● **Description of the task**: Can you copy the entries word for word, from the start of the entries through the line that contains "- activity-date-label: Activity"?

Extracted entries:
* * *

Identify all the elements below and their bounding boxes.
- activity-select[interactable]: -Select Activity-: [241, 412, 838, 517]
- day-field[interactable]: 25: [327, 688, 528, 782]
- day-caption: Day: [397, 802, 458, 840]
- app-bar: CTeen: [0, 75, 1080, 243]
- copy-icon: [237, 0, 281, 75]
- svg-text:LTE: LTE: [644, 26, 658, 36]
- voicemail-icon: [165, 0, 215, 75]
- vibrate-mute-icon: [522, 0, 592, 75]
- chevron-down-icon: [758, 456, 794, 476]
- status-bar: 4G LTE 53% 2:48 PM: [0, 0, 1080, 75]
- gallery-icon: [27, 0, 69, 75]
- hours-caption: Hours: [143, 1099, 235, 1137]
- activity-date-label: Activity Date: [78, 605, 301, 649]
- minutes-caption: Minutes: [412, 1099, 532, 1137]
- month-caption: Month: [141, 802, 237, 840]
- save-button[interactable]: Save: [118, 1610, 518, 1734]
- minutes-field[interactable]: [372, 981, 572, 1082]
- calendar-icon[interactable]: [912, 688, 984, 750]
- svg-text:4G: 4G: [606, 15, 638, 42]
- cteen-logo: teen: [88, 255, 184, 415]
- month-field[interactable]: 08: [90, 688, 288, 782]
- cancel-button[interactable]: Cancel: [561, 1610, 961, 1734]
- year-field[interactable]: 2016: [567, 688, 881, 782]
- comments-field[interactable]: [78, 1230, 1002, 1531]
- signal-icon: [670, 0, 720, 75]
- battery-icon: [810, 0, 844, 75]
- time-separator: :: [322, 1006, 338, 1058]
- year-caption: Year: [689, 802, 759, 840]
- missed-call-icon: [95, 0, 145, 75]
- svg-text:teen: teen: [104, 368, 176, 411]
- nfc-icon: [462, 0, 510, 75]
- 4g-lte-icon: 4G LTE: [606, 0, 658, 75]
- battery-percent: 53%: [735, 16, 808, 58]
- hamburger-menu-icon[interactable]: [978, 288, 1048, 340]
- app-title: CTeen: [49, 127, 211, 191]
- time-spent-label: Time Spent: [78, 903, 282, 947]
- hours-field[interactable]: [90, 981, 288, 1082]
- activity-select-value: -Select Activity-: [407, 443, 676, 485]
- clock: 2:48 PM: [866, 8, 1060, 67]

* * *

● **Exercise response**:
Identify all the elements below and their bounding boxes.
- activity-select[interactable]: -Select Activity-: [241, 412, 838, 517]
- day-field[interactable]: 25: [327, 688, 528, 782]
- day-caption: Day: [397, 802, 458, 840]
- app-bar: CTeen: [0, 75, 1080, 243]
- copy-icon: [237, 0, 281, 75]
- svg-text:LTE: LTE: [644, 26, 658, 36]
- voicemail-icon: [165, 0, 215, 75]
- vibrate-mute-icon: [522, 0, 592, 75]
- chevron-down-icon: [758, 456, 794, 476]
- status-bar: 4G LTE 53% 2:48 PM: [0, 0, 1080, 75]
- gallery-icon: [27, 0, 69, 75]
- hours-caption: Hours: [143, 1099, 235, 1137]
- activity-date-label: Activity Date: [78, 605, 301, 649]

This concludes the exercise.